▶ **REQUIREMENTS**
Look through the material below. Copy every line with the string "Всего" in it.

▶ **DATASET RECORDS**
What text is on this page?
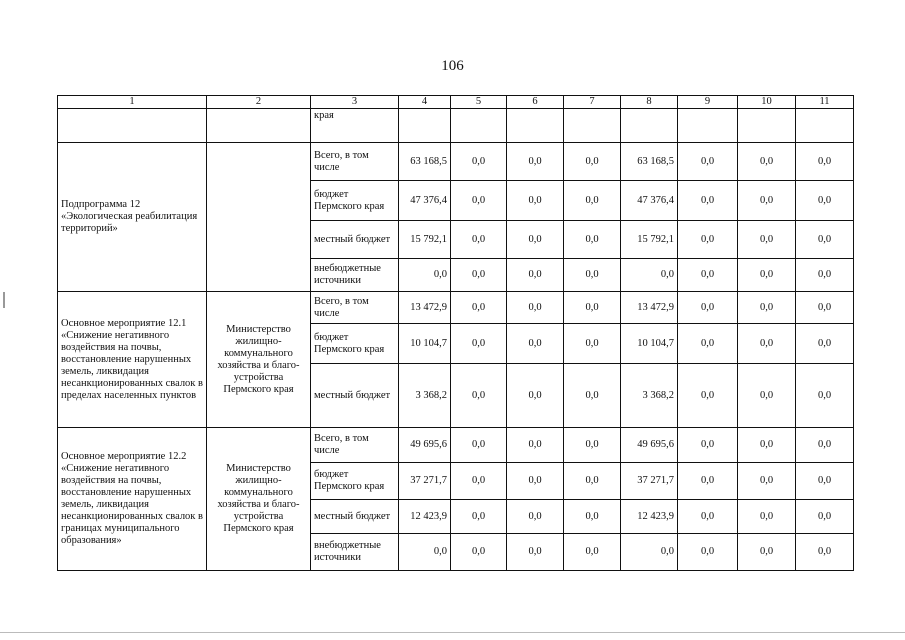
106
1	2	3	4	5	6	7	8	9	10	11
		края								
Подпрограмма 12 «Экологическая реабилитация территорий»		Всего, в том числе	63 168,5	0,0	0,0	0,0	63 168,5	0,0	0,0	0,0
		бюджет Пермского края	47 376,4	0,0	0,0	0,0	47 376,4	0,0	0,0	0,0
		местный бюджет	15 792,1	0,0	0,0	0,0	15 792,1	0,0	0,0	0,0
		внебюджетные источники	0,0	0,0	0,0	0,0	0,0	0,0	0,0	0,0
Основное мероприятие 12.1 «Снижение негативного воздействия на почвы, восстановление нарушенных земель, ликвидация несанкционированных свалок в пределах населенных пунктов	Министерство жилищно-коммунального хозяйства и благо-устройства Пермского края	Всего, в том числе	13 472,9	0,0	0,0	0,0	13 472,9	0,0	0,0	0,0
		бюджет Пермского края	10 104,7	0,0	0,0	0,0	10 104,7	0,0	0,0	0,0
		местный бюджет	3 368,2	0,0	0,0	0,0	3 368,2	0,0	0,0	0,0
Основное мероприятие 12.2 «Снижение негативного воздействия на почвы, восстановление нарушенных земель, ликвидация несанкционированных свалок в границах муниципального образования»	Министерство жилищно-коммунального хозяйства и благо-устройства Пермского края	Всего, в том числе	49 695,6	0,0	0,0	0,0	49 695,6	0,0	0,0	0,0
		бюджет Пермского края	37 271,7	0,0	0,0	0,0	37 271,7	0,0	0,0	0,0
		местный бюджет	12 423,9	0,0	0,0	0,0	12 423,9	0,0	0,0	0,0
		внебюджетные источники	0,0	0,0	0,0	0,0	0,0	0,0	0,0	0,0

▶ **WRITTEN ANSWER**
Подпрограмма 12 «Экологическая реабилитация территорий»		Всего, в том числе	63 168,5	0,0	0,0	0,0	63 168,5	0,0	0,0	0,0
Основное мероприятие 12.1 «Снижение негативного воздействия на почвы, восстановление нарушенных земель, ликвидация несанкционированных свалок в пределах населенных пунктов	Министерство жилищно-коммунального хозяйства и благо-устройства Пермского края	Всего, в том числе	13 472,9	0,0	0,0	0,0	13 472,9	0,0	0,0	0,0
Основное мероприятие 12.2 «Снижение негативного воздействия на почвы, восстановление нарушенных земель, ликвидация несанкционированных свалок в границах муниципального образования»	Министерство жилищно-коммунального хозяйства и благо-устройства Пермского края	Всего, в том числе	49 695,6	0,0	0,0	0,0	49 695,6	0,0	0,0	0,0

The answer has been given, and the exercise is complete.